## [Job]
According to the text on cooking with seitan, what three changes were made to the vegan doner recipe after the first attempt?

## [Selected extract]
************

Vegetables is my dinner. And pulses. Mostly pulses.

Ours is a vegetarian household. (It’d be vegan if it wasn’t for cheese. And kefir. I could live without kefir but life without cheese? That’s asking too much.) I’m not vegetarian, a fact that confuses many people. I’m asked, more often than I wish whether

  • that means I cook different dishes for Christopher and me, and
  • I miss meat terribly?

No. And no again.

Firstly, we both cook. And we eat the same dishes most of the time. I’m not vegetarian but I’m also not an obligate carnivore*. I just don’t eat meat at home. Saying that, there are food stuffs that pulses can’t replace: sausages, for example. I love sausages. In stews, with mash, in a bun. So that’s where my seitan experimentation started.

Playing with my food: forays into seitan

The first seitan outing in our flat wasn’t that great. Gluten flour, a little gram flour and water; knead like mad; chop into pieces, boil in stock for 45 minutes. Very filling but not that tasty. Simmering seitan makes the texture quite soft (unless the dough is really dense) and I find I don’t much like it. Also, most of the flavour goes into the water. (And makes a stock perfect for lentil soup, but that’s another story.) We also tried to bake it in the oven but the resulting ‘nuggets’ were too bread-like, too odd.

I found this recipe from Vegan Dad and made my very first seitan sausages. The sausages are steamed and retain all the flavour I’ve put into the dough. They’re chewy, satisfying and tasty. I’ve upped all of the spices and make these on a regular basis (with a few adjustments).

Seitan sausage with potatoes boulangere. Very nice.

Seitan sausage with potatoes boulangere. Very nice.

Increasing the spices is a bit of a thing for me. I made vegan doner using Mrs Vegan’s recipe. After a first attempt, I doubled all of the spices, halved the fat and steamed instead of simmering. It made flavourful, textured strips that meet all my doner cravings. (And I have those. More so since I first tried Henderson’s seitan doner a couple of summers ago.) Doner is about what comes with it as much as the slivers of ‘meat’ themselves.

Seitan doner: my new guilty pleasure.

Seitan doner: my new guilty pleasure.

Serve thinly sliced in a pitta bread with a crunchy salad (cabbage, sweet corn, red pepper, parsley, coriander, mint, courgette or cucumber, grated carrot – all the crunchy good things). Drizzle generously with chilli or garlic sauce. I make a garlic sauce from vegan yogurt mixed with a little salt, crushed garlic, and coriander or smoked paprika.

************

## [Supplied information]
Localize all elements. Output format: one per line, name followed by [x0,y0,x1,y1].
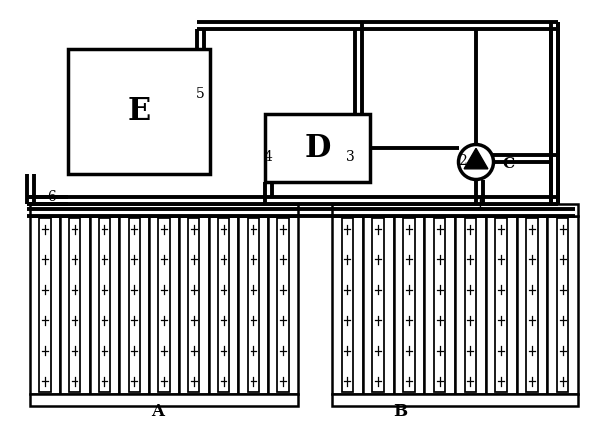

************

## [Reply]
All the spices were doubled, the fat was halved, and the seitan was steamed instead of simmered.